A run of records
____
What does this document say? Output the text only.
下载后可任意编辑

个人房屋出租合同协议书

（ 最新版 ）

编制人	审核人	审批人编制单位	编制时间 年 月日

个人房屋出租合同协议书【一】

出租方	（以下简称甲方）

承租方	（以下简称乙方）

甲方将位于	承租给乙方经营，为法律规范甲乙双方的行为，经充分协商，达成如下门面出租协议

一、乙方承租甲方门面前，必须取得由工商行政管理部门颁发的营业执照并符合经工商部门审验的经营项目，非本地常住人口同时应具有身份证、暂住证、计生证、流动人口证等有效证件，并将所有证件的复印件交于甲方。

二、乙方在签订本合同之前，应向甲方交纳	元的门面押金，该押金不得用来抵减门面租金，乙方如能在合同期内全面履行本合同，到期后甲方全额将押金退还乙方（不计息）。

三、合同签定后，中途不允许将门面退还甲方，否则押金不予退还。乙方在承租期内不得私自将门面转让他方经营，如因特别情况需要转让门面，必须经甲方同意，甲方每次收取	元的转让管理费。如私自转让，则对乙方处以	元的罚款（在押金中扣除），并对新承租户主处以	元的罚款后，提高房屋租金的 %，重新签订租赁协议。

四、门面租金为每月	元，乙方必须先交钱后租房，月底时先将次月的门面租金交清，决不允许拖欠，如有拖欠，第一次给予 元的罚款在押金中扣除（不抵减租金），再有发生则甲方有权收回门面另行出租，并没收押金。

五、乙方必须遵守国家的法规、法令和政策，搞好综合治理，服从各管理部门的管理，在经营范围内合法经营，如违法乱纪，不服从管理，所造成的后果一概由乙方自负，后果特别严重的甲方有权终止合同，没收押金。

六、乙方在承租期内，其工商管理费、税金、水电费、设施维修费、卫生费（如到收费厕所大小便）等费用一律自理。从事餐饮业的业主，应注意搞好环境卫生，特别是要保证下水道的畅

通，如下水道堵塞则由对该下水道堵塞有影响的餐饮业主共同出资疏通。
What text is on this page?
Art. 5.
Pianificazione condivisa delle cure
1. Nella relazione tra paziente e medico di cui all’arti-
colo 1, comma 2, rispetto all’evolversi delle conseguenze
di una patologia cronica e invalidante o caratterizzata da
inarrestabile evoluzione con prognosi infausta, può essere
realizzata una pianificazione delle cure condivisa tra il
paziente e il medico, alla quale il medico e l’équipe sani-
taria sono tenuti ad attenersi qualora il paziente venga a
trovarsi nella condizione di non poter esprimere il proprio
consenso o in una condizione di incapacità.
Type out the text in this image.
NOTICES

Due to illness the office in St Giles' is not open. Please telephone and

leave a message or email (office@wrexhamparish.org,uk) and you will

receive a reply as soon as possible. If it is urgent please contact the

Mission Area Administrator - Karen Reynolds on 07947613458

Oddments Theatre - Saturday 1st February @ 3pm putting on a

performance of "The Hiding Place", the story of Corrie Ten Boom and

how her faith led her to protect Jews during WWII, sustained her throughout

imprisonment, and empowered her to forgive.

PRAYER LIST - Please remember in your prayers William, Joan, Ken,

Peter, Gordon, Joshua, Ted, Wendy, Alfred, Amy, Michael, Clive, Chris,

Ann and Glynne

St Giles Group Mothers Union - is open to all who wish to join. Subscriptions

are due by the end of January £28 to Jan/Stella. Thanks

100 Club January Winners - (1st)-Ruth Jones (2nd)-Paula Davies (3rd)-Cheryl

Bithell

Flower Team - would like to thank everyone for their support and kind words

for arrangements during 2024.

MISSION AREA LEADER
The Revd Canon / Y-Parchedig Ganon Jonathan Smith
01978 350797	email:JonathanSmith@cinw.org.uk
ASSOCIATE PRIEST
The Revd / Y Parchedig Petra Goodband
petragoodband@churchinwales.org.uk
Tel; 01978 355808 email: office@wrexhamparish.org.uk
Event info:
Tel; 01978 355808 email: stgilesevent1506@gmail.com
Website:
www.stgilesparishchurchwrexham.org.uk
____
The lines above should be duplicated exactly.

What does this document say? Output the text only.
下载后可任意编辑

个人房屋出租合同协议书

（ 最新版 ）

编制人	审核人	审批人编制单位	编制时间 年 月日

个人房屋出租合同协议书【一】

出租方	（以下简称甲方）

承租方	（以下简称乙方）

甲方将位于	承租给乙方经营，为法律规范甲乙双方的行为，经充分协商，达成如下门面出租协议

一、乙方承租甲方门面前，必须取得由工商行政管理部门颁发的营业执照并符合经工商部门审验的经营项目，非本地常住人口同时应具有身份证、暂住证、计生证、流动人口证等有效证件，并将所有证件的复印件交于甲方。

二、乙方在签订本合同之前，应向甲方交纳	元的门面押金，该押金不得用来抵减门面租金，乙方如能在合同期内全面履行本合同，到期后甲方全额将押金退还乙方（不计息）。

三、合同签定后，中途不允许将门面退还甲方，否则押金不予退还。乙方在承租期内不得私自将门面转让他方经营，如因特别情况需要转让门面，必须经甲方同意，甲方每次收取	元的转让管理费。如私自转让，则对乙方处以	元的罚款（在押金中扣除），并对新承租户主处以	元的罚款后，提高房屋租金的 %，重新签订租赁协议。

四、门面租金为每月	元，乙方必须先交钱后租房，月底时先将次月的门面租金交清，决不允许拖欠，如有拖欠，第一次给予 元的罚款在押金中扣除（不抵减租金），再有发生则甲方有权收回门面另行出租，并没收押金。

五、乙方必须遵守国家的法规、法令和政策，搞好综合治理，服从各管理部门的管理，在经营范围内合法经营，如违法乱纪，不服从管理，所造成的后果一概由乙方自负，后果特别严重的甲方有权终止合同，没收押金。

六、乙方在承租期内，其工商管理费、税金、水电费、设施维修费、卫生费（如到收费厕所大小便）等费用一律自理。从事餐饮业的业主，应注意搞好环境卫生，特别是要保证下水道的畅

通，如下水道堵塞则由对该下水道堵塞有影响的餐饮业主共同出资疏通。
What text is on this page?
Art. 5.
Pianificazione condivisa delle cure
1. Nella relazione tra paziente e medico di cui all’arti-
colo 1, comma 2, rispetto all’evolversi delle conseguenze
di una patologia cronica e invalidante o caratterizzata da
inarrestabile evoluzione con prognosi infausta, può essere
realizzata una pianificazione delle cure condivisa tra il
paziente e il medico, alla quale il medico e l’équipe sani-
taria sono tenuti ad attenersi qualora il paziente venga a
trovarsi nella condizione di non poter esprimere il proprio
consenso o in una condizione di incapacità.
Type out the text in this image.
NOTICES

Due to illness the office in St Giles' is not open. Please telephone and

leave a message or email (office@wrexhamparish.org,uk) and you will

receive a reply as soon as possible. If it is urgent please contact the

Mission Area Administrator - Karen Reynolds on 07947613458

Oddments Theatre - Saturday 1st February @ 3pm putting on a

performance of "The Hiding Place", the story of Corrie Ten Boom and

how her faith led her to protect Jews during WWII, sustained her throughout

imprisonment, and empowered her to forgive.

PRAYER LIST - Please remember in your prayers William, Joan, Ken,

Peter, Gordon, Joshua, Ted, Wendy, Alfred, Amy, Michael, Clive, Chris,

Ann and Glynne

St Giles Group Mothers Union - is open to all who wish to join. Subscriptions

are due by the end of January £28 to Jan/Stella. Thanks

100 Club January Winners - (1st)-Ruth Jones (2nd)-Paula Davies (3rd)-Cheryl

Bithell

Flower Team - would like to thank everyone for their support and kind words

for arrangements during 2024.

MISSION AREA LEADER
The Revd Canon / Y-Parchedig Ganon Jonathan Smith
01978 350797	email:JonathanSmith@cinw.org.uk
ASSOCIATE PRIEST
The Revd / Y Parchedig Petra Goodband
petragoodband@churchinwales.org.uk
Tel; 01978 355808 email: office@wrexhamparish.org.uk
Event info:
Tel; 01978 355808 email: stgilesevent1506@gmail.com
Website:
www.stgilesparishchurchwrexham.org.uk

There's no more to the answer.